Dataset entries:

***

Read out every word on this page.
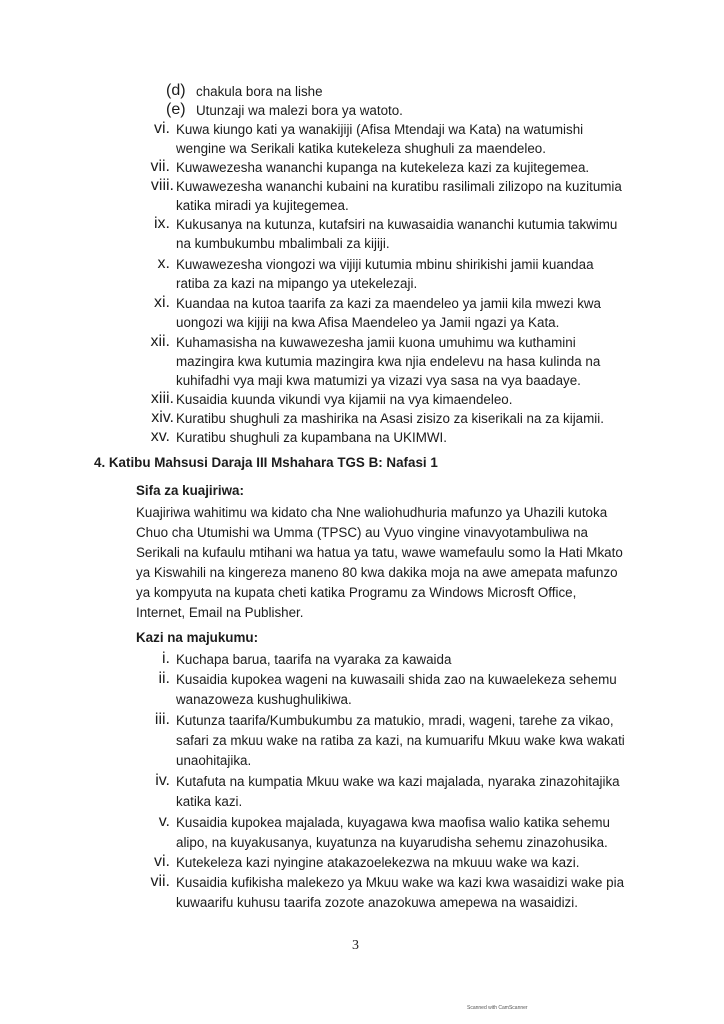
(d) chakula bora na lishe
(e) Utunzaji wa malezi bora ya watoto.
vi. Kuwa kiungo kati ya wanakijiji (Afisa Mtendaji wa Kata) na watumishi
wengine wa Serikali katika kutekeleza shughuli za maendeleo.
vii. Kuwawezesha wananchi kupanga na kutekeleza kazi za kujitegemea.
viii. Kuwawezesha wananchi kubaini na kuratibu rasilimali zilizopo na kuzitumia
katika miradi ya kujitegemea.
ix. Kukusanya na kutunza, kutafsiri na kuwasaidia wananchi kutumia takwimu
na kumbukumbu mbalimbali za kijiji.
x. Kuwawezesha viongozi wa vijiji kutumia mbinu shirikishi jamii kuandaa
ratiba za kazi na mipango ya utekelezaji.
xi. Kuandaa na kutoa taarifa za kazi za maendeleo ya jamii kila mwezi kwa
uongozi wa kijiji na kwa Afisa Maendeleo ya Jamii ngazi ya Kata.
xii. Kuhamasisha na kuwawezesha jamii kuona umuhimu wa kuthamini
mazingira kwa kutumia mazingira kwa njia endelevu na hasa kulinda na
kuhifadhi vya maji kwa matumizi ya vizazi vya sasa na vya baadaye.
xiii. Kusaidia kuunda vikundi vya kijamii na vya kimaendeleo.
xiv. Kuratibu shughuli za mashirika na Asasi zisizo za kiserikali na za kijamii.
xv. Kuratibu shughuli za kupambana na UKIMWI.
4. Katibu Mahsusi Daraja III Mshahara TGS B: Nafasi 1
Sifa za kuajiriwa:
Kuajiriwa wahitimu wa kidato cha Nne waliohudhuria mafunzo ya Uhazili kutoka
Chuo cha Utumishi wa Umma (TPSC) au Vyuo vingine vinavyotambuliwa na
Serikali na kufaulu mtihani wa hatua ya tatu, wawe wamefaulu somo la Hati Mkato
ya Kiswahili na kingereza maneno 80 kwa dakika moja na awe amepata mafunzo
ya kompyuta na kupata cheti katika Programu za Windows Microsft Office,
Internet, Email na Publisher.
Kazi na majukumu:
i. Kuchapa barua, taarifa na vyaraka za kawaida
ii. Kusaidia kupokea wageni na kuwasaili shida zao na kuwaelekeza sehemu
wanazoweza kushughulikiwa.
iii. Kutunza taarifa/Kumbukumbu za matukio, mradi, wageni, tarehe za vikao,
safari za mkuu wake na ratiba za kazi, na kumuarifu Mkuu wake kwa wakati
unaohitajika.
iv. Kutafuta na kumpatia Mkuu wake wa kazi majalada, nyaraka zinazohitajika
katika kazi.
v. Kusaidia kupokea majalada, kuyagawa kwa maofisa walio katika sehemu
alipo, na kuyakusanya, kuyatunza na kuyarudisha sehemu zinazohusika.
vi. Kutekeleza kazi nyingine atakazoelekezwa na mkuuu wake wa kazi.
vii. Kusaidia kufikisha malekezo ya Mkuu wake wa kazi kwa wasaidizi wake pia
kuwaarifu kuhusu taarifa zozote anazokuwa amepewa na wasaidizi.
3
Scanned with CamScanner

***

What you are asked to do: Search the listing for the word "bora" and return each line that holds it.

Answer:
(d) chakula bora na lishe
(e) Utunzaji wa malezi bora ya watoto.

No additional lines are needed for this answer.